- Task instructions
Below are the records; collect from them each line containing the string "dash".

── Excerpted records ──

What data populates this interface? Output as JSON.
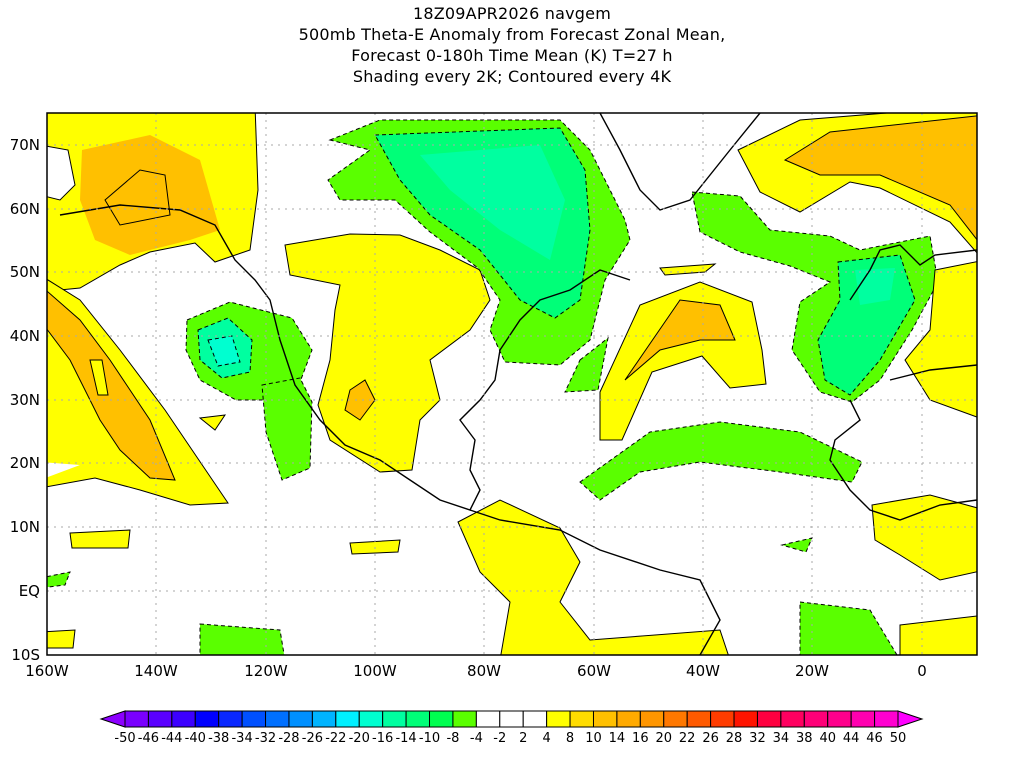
{
  "title": {
    "line1": "18Z09APR2026 navgem",
    "line2": "500mb Theta-E Anomaly from Forecast Zonal Mean,",
    "line3": "Forecast 0-180h Time Mean (K) T=27 h",
    "line4": "Shading every 2K; Contoured every 4K"
  },
  "map": {
    "lat_labels": [
      "70N",
      "60N",
      "50N",
      "40N",
      "30N",
      "20N",
      "10N",
      "EQ",
      "10S"
    ],
    "lon_labels": [
      "160W",
      "140W",
      "120W",
      "100W",
      "80W",
      "60W",
      "40W",
      "20W",
      "0"
    ]
  },
  "colorbar": {
    "labels": [
      "-50",
      "-46",
      "-44",
      "-40",
      "-38",
      "-34",
      "-32",
      "-28",
      "-26",
      "-22",
      "-20",
      "-16",
      "-14",
      "-10",
      "-8",
      "-4",
      "-2",
      "2",
      "4",
      "8",
      "10",
      "14",
      "16",
      "20",
      "22",
      "26",
      "28",
      "32",
      "34",
      "38",
      "40",
      "44",
      "46",
      "50"
    ],
    "low_arrow_color": "#8c00ff",
    "high_arrow_color": "#ff00ff",
    "colors": [
      "#7a00ff",
      "#5a00ff",
      "#3c00ff",
      "#0000ff",
      "#0a28ff",
      "#0050ff",
      "#0070ff",
      "#0090ff",
      "#00b4ff",
      "#00f0ff",
      "#00ffd0",
      "#00ffa0",
      "#00ff78",
      "#00ff50",
      "#5aff00",
      "#ffffff",
      "#ffffff",
      "#ffffff",
      "#ffff00",
      "#ffdc00",
      "#ffc000",
      "#ffaa00",
      "#ff9600",
      "#ff7800",
      "#ff5a00",
      "#ff3c00",
      "#ff1400",
      "#ff0040",
      "#ff0060",
      "#ff0078",
      "#ff008c",
      "#ff00b0",
      "#ff00d0"
    ]
  }
}
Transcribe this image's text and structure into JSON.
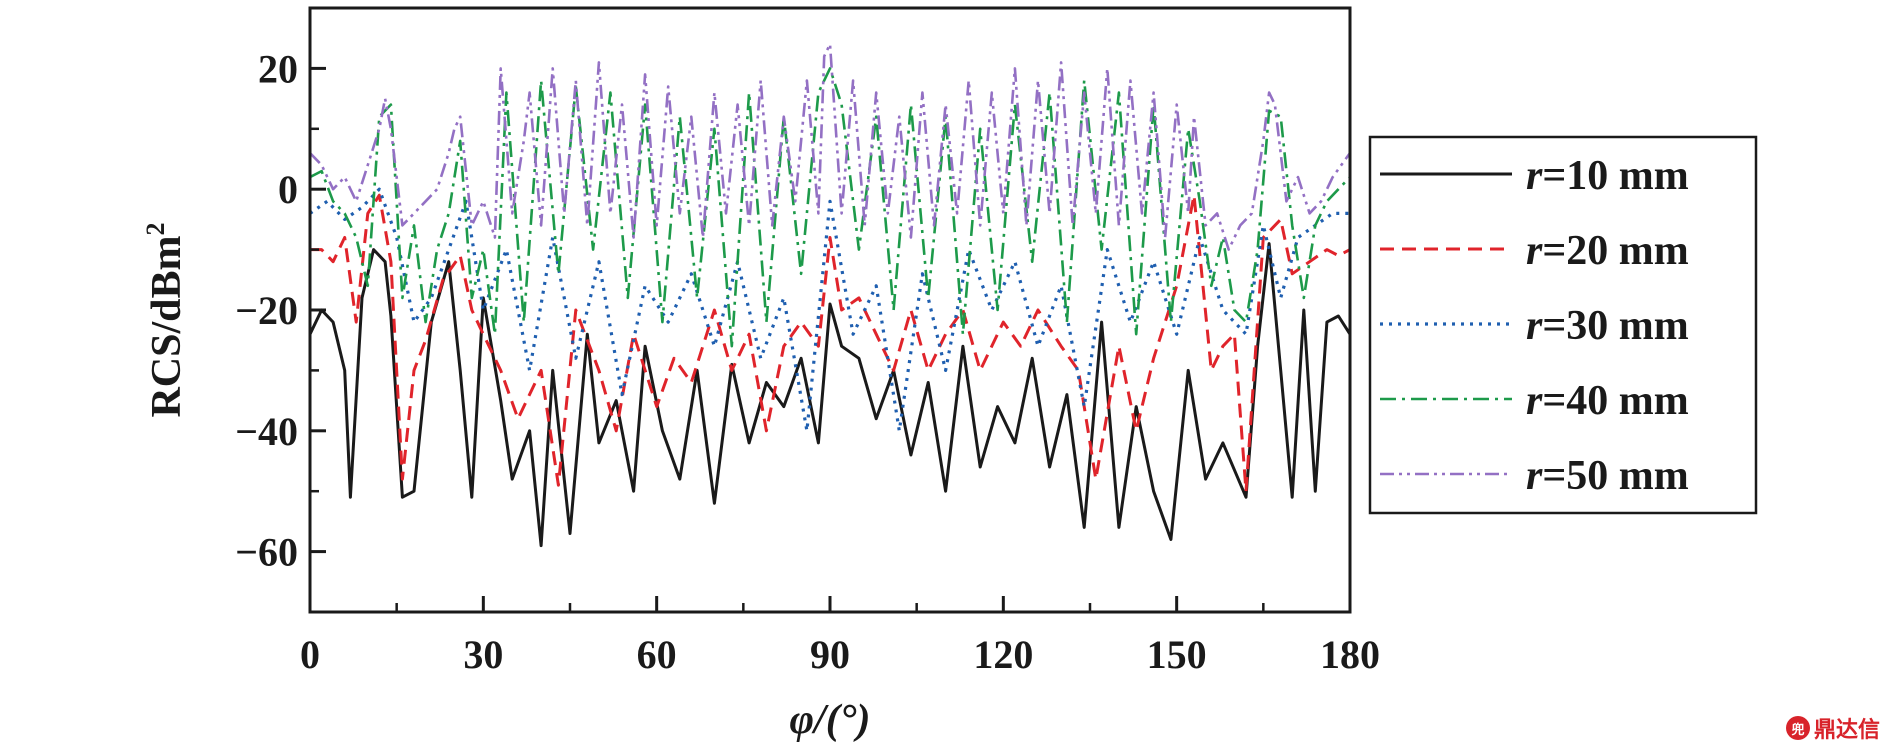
{
  "chart_data": {
    "type": "line",
    "xlabel": "φ/(°)",
    "ylabel": "RCS/dBm",
    "ylabel_superscript": "2",
    "xlim": [
      0,
      180
    ],
    "ylim": [
      -70,
      30
    ],
    "xticks": [
      0,
      30,
      60,
      90,
      120,
      150,
      180
    ],
    "yticks": [
      -60,
      -40,
      -20,
      0,
      20
    ],
    "grid": false,
    "legend_position": "right",
    "series": [
      {
        "name": "r=10 mm",
        "name_var": "r",
        "name_rest": "=10 mm",
        "color": "#1a1a1a",
        "dash": "solid",
        "x": [
          0,
          2,
          4,
          6,
          7,
          9,
          11,
          13,
          14,
          16,
          18,
          21,
          24,
          26,
          28,
          30,
          33,
          35,
          38,
          40,
          42,
          45,
          48,
          50,
          53,
          56,
          58,
          61,
          64,
          67,
          70,
          73,
          76,
          79,
          82,
          85,
          88,
          90,
          92,
          95,
          98,
          101,
          104,
          107,
          110,
          113,
          116,
          119,
          122,
          125,
          128,
          131,
          134,
          137,
          140,
          143,
          146,
          149,
          152,
          155,
          158,
          162,
          164,
          166,
          168,
          170,
          172,
          174,
          176,
          178,
          180
        ],
        "values": [
          -24,
          -20,
          -22,
          -30,
          -51,
          -18,
          -10,
          -12,
          -21,
          -51,
          -50,
          -22,
          -12,
          -30,
          -51,
          -18,
          -35,
          -48,
          -40,
          -59,
          -30,
          -57,
          -24,
          -42,
          -35,
          -50,
          -26,
          -40,
          -48,
          -30,
          -52,
          -29,
          -42,
          -32,
          -36,
          -28,
          -42,
          -19,
          -26,
          -28,
          -38,
          -30,
          -44,
          -32,
          -50,
          -26,
          -46,
          -36,
          -42,
          -28,
          -46,
          -34,
          -56,
          -22,
          -56,
          -36,
          -50,
          -58,
          -30,
          -48,
          -42,
          -51,
          -26,
          -9,
          -30,
          -51,
          -20,
          -50,
          -22,
          -21,
          -24
        ]
      },
      {
        "name": "r=20 mm",
        "name_var": "r",
        "name_rest": "=20 mm",
        "color": "#e0242b",
        "dash": "dashed",
        "x": [
          0,
          2,
          4,
          6,
          8,
          10,
          12,
          14,
          16,
          18,
          20,
          23,
          26,
          28,
          30,
          33,
          36,
          40,
          43,
          46,
          50,
          53,
          56,
          60,
          63,
          66,
          70,
          73,
          76,
          79,
          82,
          85,
          88,
          90,
          92,
          95,
          98,
          101,
          104,
          107,
          110,
          113,
          116,
          120,
          123,
          126,
          130,
          133,
          136,
          140,
          143,
          146,
          150,
          153,
          156,
          158,
          160,
          162,
          165,
          168,
          170,
          173,
          176,
          178,
          180
        ],
        "values": [
          -10,
          -10,
          -12,
          -8,
          -22,
          -4,
          -1,
          -12,
          -48,
          -30,
          -25,
          -15,
          -11,
          -20,
          -24,
          -30,
          -38,
          -30,
          -49,
          -20,
          -30,
          -40,
          -24,
          -36,
          -28,
          -32,
          -20,
          -30,
          -24,
          -40,
          -26,
          -22,
          -26,
          -8,
          -20,
          -18,
          -24,
          -30,
          -20,
          -30,
          -24,
          -20,
          -30,
          -22,
          -26,
          -20,
          -26,
          -30,
          -48,
          -26,
          -40,
          -28,
          -16,
          -1,
          -30,
          -26,
          -24,
          -50,
          -8,
          -5,
          -14,
          -12,
          -10,
          -11,
          -10
        ]
      },
      {
        "name": "r=30 mm",
        "name_var": "r",
        "name_rest": "=30 mm",
        "color": "#1f5fb0",
        "dash": "dotted",
        "x": [
          0,
          3,
          6,
          9,
          12,
          15,
          18,
          21,
          24,
          27,
          30,
          34,
          38,
          42,
          46,
          50,
          54,
          58,
          62,
          66,
          70,
          74,
          78,
          82,
          86,
          90,
          94,
          98,
          102,
          106,
          110,
          114,
          118,
          122,
          126,
          130,
          134,
          138,
          142,
          146,
          150,
          154,
          158,
          162,
          165,
          168,
          171,
          174,
          177,
          180
        ],
        "values": [
          -4,
          -2,
          -5,
          -3,
          0,
          -8,
          -22,
          -18,
          -10,
          -2,
          -20,
          -10,
          -30,
          -8,
          -28,
          -12,
          -34,
          -16,
          -22,
          -14,
          -26,
          -12,
          -28,
          -18,
          -40,
          -2,
          -24,
          -16,
          -40,
          -14,
          -30,
          -10,
          -20,
          -12,
          -26,
          -16,
          -36,
          -10,
          -22,
          -12,
          -24,
          -8,
          -20,
          -24,
          -6,
          -18,
          -8,
          -6,
          -4,
          -4
        ]
      },
      {
        "name": "r=40 mm",
        "name_var": "r",
        "name_rest": "=40 mm",
        "color": "#1d9a4a",
        "dash": "dashdot",
        "x": [
          0,
          2,
          4,
          6,
          8,
          10,
          12,
          14,
          16,
          18,
          20,
          22,
          24,
          26,
          28,
          30,
          32,
          34,
          37,
          40,
          43,
          46,
          49,
          52,
          55,
          58,
          61,
          64,
          67,
          70,
          73,
          76,
          79,
          82,
          85,
          88,
          90,
          92,
          95,
          98,
          101,
          104,
          107,
          110,
          113,
          116,
          119,
          122,
          125,
          128,
          131,
          134,
          137,
          140,
          143,
          146,
          149,
          152,
          154,
          156,
          158,
          160,
          162,
          164,
          166,
          168,
          170,
          172,
          174,
          176,
          178,
          180
        ],
        "values": [
          2,
          3,
          -2,
          -4,
          -8,
          -16,
          12,
          14,
          -18,
          -6,
          -22,
          -10,
          -4,
          8,
          -18,
          -10,
          -24,
          16,
          -22,
          18,
          -14,
          17,
          -10,
          16,
          -18,
          14,
          -22,
          12,
          -18,
          10,
          -26,
          16,
          -22,
          12,
          -14,
          16,
          20,
          14,
          -10,
          12,
          -20,
          14,
          -18,
          12,
          -24,
          10,
          -20,
          14,
          -12,
          16,
          -22,
          18,
          -10,
          16,
          -24,
          14,
          -22,
          10,
          -2,
          -16,
          -8,
          -20,
          -22,
          -10,
          13,
          12,
          -6,
          -18,
          -6,
          -2,
          0,
          2
        ]
      },
      {
        "name": "r=50 mm",
        "name_var": "r",
        "name_rest": "=50 mm",
        "color": "#9370c4",
        "dash": "dashdotdot",
        "x": [
          0,
          2,
          4,
          6,
          8,
          10,
          12,
          13,
          14,
          16,
          18,
          20,
          22,
          24,
          25,
          26,
          28,
          30,
          32,
          33,
          35,
          37,
          38,
          40,
          42,
          44,
          46,
          48,
          50,
          52,
          54,
          56,
          58,
          60,
          62,
          64,
          66,
          68,
          70,
          72,
          74,
          76,
          78,
          80,
          82,
          84,
          86,
          88,
          89,
          90,
          92,
          94,
          96,
          98,
          100,
          102,
          104,
          106,
          108,
          110,
          112,
          114,
          116,
          118,
          120,
          122,
          124,
          126,
          128,
          130,
          132,
          134,
          136,
          138,
          140,
          142,
          144,
          146,
          148,
          150,
          152,
          153,
          155,
          157,
          159,
          161,
          163,
          165,
          166,
          167,
          169,
          171,
          173,
          175,
          177,
          180
        ],
        "values": [
          6,
          4,
          0,
          2,
          -2,
          4,
          10,
          15,
          10,
          -6,
          -4,
          -2,
          0,
          6,
          10,
          12,
          -6,
          -2,
          -8,
          20,
          -4,
          8,
          16,
          -6,
          20,
          -4,
          18,
          -6,
          21,
          -4,
          14,
          -8,
          19,
          -6,
          17,
          -4,
          12,
          -8,
          16,
          -4,
          14,
          -6,
          18,
          -6,
          12,
          -2,
          18,
          -4,
          22,
          24,
          -4,
          18,
          -6,
          16,
          -4,
          12,
          -8,
          16,
          -6,
          14,
          -4,
          18,
          -6,
          16,
          -4,
          20,
          -6,
          18,
          -4,
          21,
          -6,
          16,
          -4,
          20,
          -6,
          18,
          -4,
          16,
          -8,
          14,
          -4,
          12,
          -6,
          -4,
          -10,
          -6,
          -4,
          8,
          16,
          14,
          -2,
          2,
          -4,
          -2,
          2,
          6
        ]
      }
    ]
  },
  "watermark": {
    "seal": "兜",
    "text": "鼎达信"
  }
}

───

- Result
        "dash": "solid",
        "dash": "dashed",
        "dash": "dotted",
        "dash": "dashdot",
        "dash": "dashdotdot",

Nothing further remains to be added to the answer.